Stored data
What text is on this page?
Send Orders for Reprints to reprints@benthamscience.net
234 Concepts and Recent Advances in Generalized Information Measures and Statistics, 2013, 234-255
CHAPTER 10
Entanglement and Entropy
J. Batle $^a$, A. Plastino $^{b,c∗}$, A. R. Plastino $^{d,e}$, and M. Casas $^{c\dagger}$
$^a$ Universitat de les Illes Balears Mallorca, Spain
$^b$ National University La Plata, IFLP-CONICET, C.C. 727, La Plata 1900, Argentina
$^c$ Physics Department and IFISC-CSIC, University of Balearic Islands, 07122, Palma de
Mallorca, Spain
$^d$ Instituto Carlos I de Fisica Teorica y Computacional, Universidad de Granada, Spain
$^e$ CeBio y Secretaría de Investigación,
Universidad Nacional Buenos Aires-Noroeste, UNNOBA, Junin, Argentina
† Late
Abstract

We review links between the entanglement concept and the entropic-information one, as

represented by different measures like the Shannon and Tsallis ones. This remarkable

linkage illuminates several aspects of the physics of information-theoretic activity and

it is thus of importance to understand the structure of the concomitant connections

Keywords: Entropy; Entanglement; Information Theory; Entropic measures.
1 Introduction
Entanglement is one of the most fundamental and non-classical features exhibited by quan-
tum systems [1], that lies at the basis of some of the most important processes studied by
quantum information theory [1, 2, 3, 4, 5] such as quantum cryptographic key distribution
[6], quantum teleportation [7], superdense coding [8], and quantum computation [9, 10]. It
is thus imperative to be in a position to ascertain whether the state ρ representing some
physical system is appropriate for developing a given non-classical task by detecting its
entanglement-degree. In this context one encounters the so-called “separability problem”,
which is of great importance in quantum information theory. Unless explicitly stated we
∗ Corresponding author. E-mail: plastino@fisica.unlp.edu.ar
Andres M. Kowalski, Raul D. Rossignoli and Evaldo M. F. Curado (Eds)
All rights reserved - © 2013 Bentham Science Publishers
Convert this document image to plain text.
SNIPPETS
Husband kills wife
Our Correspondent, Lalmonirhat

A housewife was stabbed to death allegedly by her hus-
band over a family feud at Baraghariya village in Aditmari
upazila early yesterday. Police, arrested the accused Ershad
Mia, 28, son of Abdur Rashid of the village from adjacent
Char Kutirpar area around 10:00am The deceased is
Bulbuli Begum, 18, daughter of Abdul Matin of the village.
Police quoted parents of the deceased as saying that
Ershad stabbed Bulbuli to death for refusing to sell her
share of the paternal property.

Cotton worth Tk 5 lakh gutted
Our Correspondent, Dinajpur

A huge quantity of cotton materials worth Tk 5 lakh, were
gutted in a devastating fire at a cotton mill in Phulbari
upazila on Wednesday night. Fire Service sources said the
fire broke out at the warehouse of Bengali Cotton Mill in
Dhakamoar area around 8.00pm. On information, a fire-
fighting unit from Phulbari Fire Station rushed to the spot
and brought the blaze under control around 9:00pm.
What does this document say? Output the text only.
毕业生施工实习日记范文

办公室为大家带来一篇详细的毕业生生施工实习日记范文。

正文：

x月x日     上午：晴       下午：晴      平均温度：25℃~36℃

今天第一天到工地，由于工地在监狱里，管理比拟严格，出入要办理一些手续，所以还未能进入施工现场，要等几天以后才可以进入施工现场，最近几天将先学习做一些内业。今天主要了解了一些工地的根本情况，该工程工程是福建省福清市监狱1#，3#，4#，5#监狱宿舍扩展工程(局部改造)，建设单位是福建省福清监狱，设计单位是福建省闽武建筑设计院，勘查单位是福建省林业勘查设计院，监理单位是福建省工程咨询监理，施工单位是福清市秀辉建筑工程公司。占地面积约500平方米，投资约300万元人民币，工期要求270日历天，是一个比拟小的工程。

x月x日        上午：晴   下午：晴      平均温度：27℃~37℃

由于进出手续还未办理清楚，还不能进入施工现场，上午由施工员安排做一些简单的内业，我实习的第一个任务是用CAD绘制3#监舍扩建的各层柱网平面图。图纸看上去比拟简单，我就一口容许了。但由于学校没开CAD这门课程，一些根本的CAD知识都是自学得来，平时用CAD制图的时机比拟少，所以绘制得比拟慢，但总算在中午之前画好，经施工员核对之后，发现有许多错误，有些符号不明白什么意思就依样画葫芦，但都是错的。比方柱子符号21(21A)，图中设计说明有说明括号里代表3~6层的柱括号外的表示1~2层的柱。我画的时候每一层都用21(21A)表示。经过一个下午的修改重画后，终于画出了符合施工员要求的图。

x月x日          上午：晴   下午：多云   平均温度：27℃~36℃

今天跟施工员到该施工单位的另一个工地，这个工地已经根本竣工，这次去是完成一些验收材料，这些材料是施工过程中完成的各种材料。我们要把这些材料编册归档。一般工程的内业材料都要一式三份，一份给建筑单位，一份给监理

> **Exercise**
Your task is to collect every line above that contains the word "gutted".

> **Written response**
Cotton worth Tk 5 lakh gutted
gutted in a devastating fire at a cotton mill in Phulbari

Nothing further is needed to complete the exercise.